What to produce: Take the entries below and print all of them exactly, please.

Records to use:
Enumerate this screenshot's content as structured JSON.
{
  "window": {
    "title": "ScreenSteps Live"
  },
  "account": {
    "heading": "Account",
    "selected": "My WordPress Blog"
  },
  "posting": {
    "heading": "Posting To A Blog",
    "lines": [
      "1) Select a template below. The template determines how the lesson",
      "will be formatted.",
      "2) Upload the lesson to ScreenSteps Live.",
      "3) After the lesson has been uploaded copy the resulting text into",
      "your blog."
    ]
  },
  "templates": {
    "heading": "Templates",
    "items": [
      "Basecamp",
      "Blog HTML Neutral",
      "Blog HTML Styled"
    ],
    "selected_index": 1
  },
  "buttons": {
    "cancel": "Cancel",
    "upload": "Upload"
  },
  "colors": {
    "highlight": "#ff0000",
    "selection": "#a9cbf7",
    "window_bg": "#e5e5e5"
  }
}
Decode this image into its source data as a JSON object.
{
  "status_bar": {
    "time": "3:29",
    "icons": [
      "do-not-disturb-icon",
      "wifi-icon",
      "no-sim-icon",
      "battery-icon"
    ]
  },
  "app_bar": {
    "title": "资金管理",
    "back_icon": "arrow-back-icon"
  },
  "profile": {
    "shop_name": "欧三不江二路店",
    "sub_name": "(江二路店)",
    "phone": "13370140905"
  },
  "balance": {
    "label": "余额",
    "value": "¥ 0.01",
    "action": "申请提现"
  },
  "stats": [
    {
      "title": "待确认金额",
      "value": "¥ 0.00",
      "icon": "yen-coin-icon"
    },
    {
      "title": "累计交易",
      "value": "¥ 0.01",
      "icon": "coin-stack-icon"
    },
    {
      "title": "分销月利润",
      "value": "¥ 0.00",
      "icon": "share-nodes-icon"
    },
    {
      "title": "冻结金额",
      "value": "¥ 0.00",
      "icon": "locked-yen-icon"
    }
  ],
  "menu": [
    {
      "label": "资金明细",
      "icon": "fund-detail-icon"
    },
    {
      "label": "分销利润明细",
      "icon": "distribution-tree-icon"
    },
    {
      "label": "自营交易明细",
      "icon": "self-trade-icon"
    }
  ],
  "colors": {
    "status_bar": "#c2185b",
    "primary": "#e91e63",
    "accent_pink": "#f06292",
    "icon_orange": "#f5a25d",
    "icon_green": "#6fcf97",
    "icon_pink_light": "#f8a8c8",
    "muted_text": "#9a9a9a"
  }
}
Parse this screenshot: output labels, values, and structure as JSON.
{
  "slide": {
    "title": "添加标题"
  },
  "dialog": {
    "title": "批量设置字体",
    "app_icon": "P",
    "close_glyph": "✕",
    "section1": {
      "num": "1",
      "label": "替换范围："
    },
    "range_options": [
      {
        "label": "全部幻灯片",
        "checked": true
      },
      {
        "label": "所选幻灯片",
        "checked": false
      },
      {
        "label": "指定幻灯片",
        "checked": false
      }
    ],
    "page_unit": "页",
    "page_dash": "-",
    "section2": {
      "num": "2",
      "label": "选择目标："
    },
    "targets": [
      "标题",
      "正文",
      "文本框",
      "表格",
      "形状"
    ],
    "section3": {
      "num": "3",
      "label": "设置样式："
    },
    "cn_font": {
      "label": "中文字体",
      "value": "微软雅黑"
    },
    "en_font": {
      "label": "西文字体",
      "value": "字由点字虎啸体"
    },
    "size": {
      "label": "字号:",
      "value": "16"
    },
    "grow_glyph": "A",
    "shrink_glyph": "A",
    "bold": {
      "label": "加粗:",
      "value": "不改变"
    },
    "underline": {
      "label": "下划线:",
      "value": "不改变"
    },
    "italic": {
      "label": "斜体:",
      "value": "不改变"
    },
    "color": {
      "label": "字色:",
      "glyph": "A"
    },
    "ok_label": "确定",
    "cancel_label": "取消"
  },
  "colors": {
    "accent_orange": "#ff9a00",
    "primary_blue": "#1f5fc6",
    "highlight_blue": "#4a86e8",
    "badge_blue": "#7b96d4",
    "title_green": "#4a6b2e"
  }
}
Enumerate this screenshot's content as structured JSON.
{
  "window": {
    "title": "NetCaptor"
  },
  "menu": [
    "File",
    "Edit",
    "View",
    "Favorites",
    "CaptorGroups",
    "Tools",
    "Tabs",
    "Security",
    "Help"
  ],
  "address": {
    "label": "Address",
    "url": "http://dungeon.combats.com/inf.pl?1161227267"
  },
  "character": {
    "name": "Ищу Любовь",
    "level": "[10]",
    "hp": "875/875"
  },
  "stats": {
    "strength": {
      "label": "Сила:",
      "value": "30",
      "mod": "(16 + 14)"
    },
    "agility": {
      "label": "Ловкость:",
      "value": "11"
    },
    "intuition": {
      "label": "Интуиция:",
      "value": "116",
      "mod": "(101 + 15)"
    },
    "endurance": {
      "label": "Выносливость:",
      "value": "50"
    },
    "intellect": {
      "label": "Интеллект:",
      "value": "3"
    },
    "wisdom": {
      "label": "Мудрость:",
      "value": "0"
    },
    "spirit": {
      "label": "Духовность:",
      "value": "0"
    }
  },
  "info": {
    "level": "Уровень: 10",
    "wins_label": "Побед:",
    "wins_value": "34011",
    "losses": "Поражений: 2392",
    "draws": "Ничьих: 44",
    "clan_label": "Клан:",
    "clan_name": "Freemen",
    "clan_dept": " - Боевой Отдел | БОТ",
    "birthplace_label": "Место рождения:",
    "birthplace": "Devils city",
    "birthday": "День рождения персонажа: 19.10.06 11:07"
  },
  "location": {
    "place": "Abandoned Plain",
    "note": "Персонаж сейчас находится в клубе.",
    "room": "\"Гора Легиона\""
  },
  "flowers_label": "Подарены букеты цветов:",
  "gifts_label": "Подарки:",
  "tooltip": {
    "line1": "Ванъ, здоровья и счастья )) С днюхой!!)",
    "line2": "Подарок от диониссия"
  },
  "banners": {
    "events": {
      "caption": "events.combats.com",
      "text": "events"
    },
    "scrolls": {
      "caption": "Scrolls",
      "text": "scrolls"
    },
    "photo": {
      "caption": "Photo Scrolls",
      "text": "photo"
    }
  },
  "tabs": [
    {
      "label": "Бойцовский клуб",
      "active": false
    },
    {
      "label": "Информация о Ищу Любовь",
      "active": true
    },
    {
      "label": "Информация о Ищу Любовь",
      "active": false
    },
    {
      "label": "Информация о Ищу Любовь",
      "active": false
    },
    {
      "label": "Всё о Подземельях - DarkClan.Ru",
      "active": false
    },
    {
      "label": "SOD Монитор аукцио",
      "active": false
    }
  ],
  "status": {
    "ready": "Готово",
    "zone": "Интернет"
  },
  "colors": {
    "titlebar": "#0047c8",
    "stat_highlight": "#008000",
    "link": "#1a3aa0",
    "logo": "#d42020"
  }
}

Task solution:
Enumerate this screenshot's content as structured JSON.
{
  "window": {
    "title": "ScreenSteps Live"
  },
  "account": {
    "heading": "Account",
    "selected": "My WordPress Blog"
  },
  "posting": {
    "heading": "Posting To A Blog",
    "lines": [
      "1) Select a template below. The template determines how the lesson",
      "will be formatted.",
      "2) Upload the lesson to ScreenSteps Live.",
      "3) After the lesson has been uploaded copy the resulting text into",
      "your blog."
    ]
  },
  "templates": {
    "heading": "Templates",
    "items": [
      "Basecamp",
      "Blog HTML Neutral",
      "Blog HTML Styled"
    ],
    "selected_index": 1
  },
  "buttons": {
    "cancel": "Cancel",
    "upload": "Upload"
  },
  "colors": {
    "highlight": "#ff0000",
    "selection": "#a9cbf7",
    "window_bg": "#e5e5e5"
  }
}
Decode this image into its source data as a JSON object.
{
  "status_bar": {
    "time": "3:29",
    "icons": [
      "do-not-disturb-icon",
      "wifi-icon",
      "no-sim-icon",
      "battery-icon"
    ]
  },
  "app_bar": {
    "title": "资金管理",
    "back_icon": "arrow-back-icon"
  },
  "profile": {
    "shop_name": "欧三不江二路店",
    "sub_name": "(江二路店)",
    "phone": "13370140905"
  },
  "balance": {
    "label": "余额",
    "value": "¥ 0.01",
    "action": "申请提现"
  },
  "stats": [
    {
      "title": "待确认金额",
      "value": "¥ 0.00",
      "icon": "yen-coin-icon"
    },
    {
      "title": "累计交易",
      "value": "¥ 0.01",
      "icon": "coin-stack-icon"
    },
    {
      "title": "分销月利润",
      "value": "¥ 0.00",
      "icon": "share-nodes-icon"
    },
    {
      "title": "冻结金额",
      "value": "¥ 0.00",
      "icon": "locked-yen-icon"
    }
  ],
  "menu": [
    {
      "label": "资金明细",
      "icon": "fund-detail-icon"
    },
    {
      "label": "分销利润明细",
      "icon": "distribution-tree-icon"
    },
    {
      "label": "自营交易明细",
      "icon": "self-trade-icon"
    }
  ],
  "colors": {
    "status_bar": "#c2185b",
    "primary": "#e91e63",
    "accent_pink": "#f06292",
    "icon_orange": "#f5a25d",
    "icon_green": "#6fcf97",
    "icon_pink_light": "#f8a8c8",
    "muted_text": "#9a9a9a"
  }
}
Parse this screenshot: output labels, values, and structure as JSON.
{
  "slide": {
    "title": "添加标题"
  },
  "dialog": {
    "title": "批量设置字体",
    "app_icon": "P",
    "close_glyph": "✕",
    "section1": {
      "num": "1",
      "label": "替换范围："
    },
    "range_options": [
      {
        "label": "全部幻灯片",
        "checked": true
      },
      {
        "label": "所选幻灯片",
        "checked": false
      },
      {
        "label": "指定幻灯片",
        "checked": false
      }
    ],
    "page_unit": "页",
    "page_dash": "-",
    "section2": {
      "num": "2",
      "label": "选择目标："
    },
    "targets": [
      "标题",
      "正文",
      "文本框",
      "表格",
      "形状"
    ],
    "section3": {
      "num": "3",
      "label": "设置样式："
    },
    "cn_font": {
      "label": "中文字体",
      "value": "微软雅黑"
    },
    "en_font": {
      "label": "西文字体",
      "value": "字由点字虎啸体"
    },
    "size": {
      "label": "字号:",
      "value": "16"
    },
    "grow_glyph": "A",
    "shrink_glyph": "A",
    "bold": {
      "label": "加粗:",
      "value": "不改变"
    },
    "underline": {
      "label": "下划线:",
      "value": "不改变"
    },
    "italic": {
      "label": "斜体:",
      "value": "不改变"
    },
    "color": {
      "label": "字色:",
      "glyph": "A"
    },
    "ok_label": "确定",
    "cancel_label": "取消"
  },
  "colors": {
    "accent_orange": "#ff9a00",
    "primary_blue": "#1f5fc6",
    "highlight_blue": "#4a86e8",
    "badge_blue": "#7b96d4",
    "title_green": "#4a6b2e"
  }
}
Enumerate this screenshot's content as structured JSON.
{
  "window": {
    "title": "NetCaptor"
  },
  "menu": [
    "File",
    "Edit",
    "View",
    "Favorites",
    "CaptorGroups",
    "Tools",
    "Tabs",
    "Security",
    "Help"
  ],
  "address": {
    "label": "Address",
    "url": "http://dungeon.combats.com/inf.pl?1161227267"
  },
  "character": {
    "name": "Ищу Любовь",
    "level": "[10]",
    "hp": "875/875"
  },
  "stats": {
    "strength": {
      "label": "Сила:",
      "value": "30",
      "mod": "(16 + 14)"
    },
    "agility": {
      "label": "Ловкость:",
      "value": "11"
    },
    "intuition": {
      "label": "Интуиция:",
      "value": "116",
      "mod": "(101 + 15)"
    },
    "endurance": {
      "label": "Выносливость:",
      "value": "50"
    },
    "intellect": {
      "label": "Интеллект:",
      "value": "3"
    },
    "wisdom": {
      "label": "Мудрость:",
      "value": "0"
    },
    "spirit": {
      "label": "Духовность:",
      "value": "0"
    }
  },
  "info": {
    "level": "Уровень: 10",
    "wins_label": "Побед:",
    "wins_value": "34011",
    "losses": "Поражений: 2392",
    "draws": "Ничьих: 44",
    "clan_label": "Клан:",
    "clan_name": "Freemen",
    "clan_dept": " - Боевой Отдел | БОТ",
    "birthplace_label": "Место рождения:",
    "birthplace": "Devils city",
    "birthday": "День рождения персонажа: 19.10.06 11:07"
  },
  "location": {
    "place": "Abandoned Plain",
    "note": "Персонаж сейчас находится в клубе.",
    "room": "\"Гора Легиона\""
  },
  "flowers_label": "Подарены букеты цветов:",
  "gifts_label": "Подарки:",
  "tooltip": {
    "line1": "Ванъ, здоровья и счастья )) С днюхой!!)",
    "line2": "Подарок от диониссия"
  },
  "banners": {
    "events": {
      "caption": "events.combats.com",
      "text": "events"
    },
    "scrolls": {
      "caption": "Scrolls",
      "text": "scrolls"
    },
    "photo": {
      "caption": "Photo Scrolls",
      "text": "photo"
    }
  },
  "tabs": [
    {
      "label": "Бойцовский клуб",
      "active": false
    },
    {
      "label": "Информация о Ищу Любовь",
      "active": true
    },
    {
      "label": "Информация о Ищу Любовь",
      "active": false
    },
    {
      "label": "Информация о Ищу Любовь",
      "active": false
    },
    {
      "label": "Всё о Подземельях - DarkClan.Ru",
      "active": false
    },
    {
      "label": "SOD Монитор аукцио",
      "active": false
    }
  ],
  "status": {
    "ready": "Готово",
    "zone": "Интернет"
  },
  "colors": {
    "titlebar": "#0047c8",
    "stat_highlight": "#008000",
    "link": "#1a3aa0",
    "logo": "#d42020"
  }
}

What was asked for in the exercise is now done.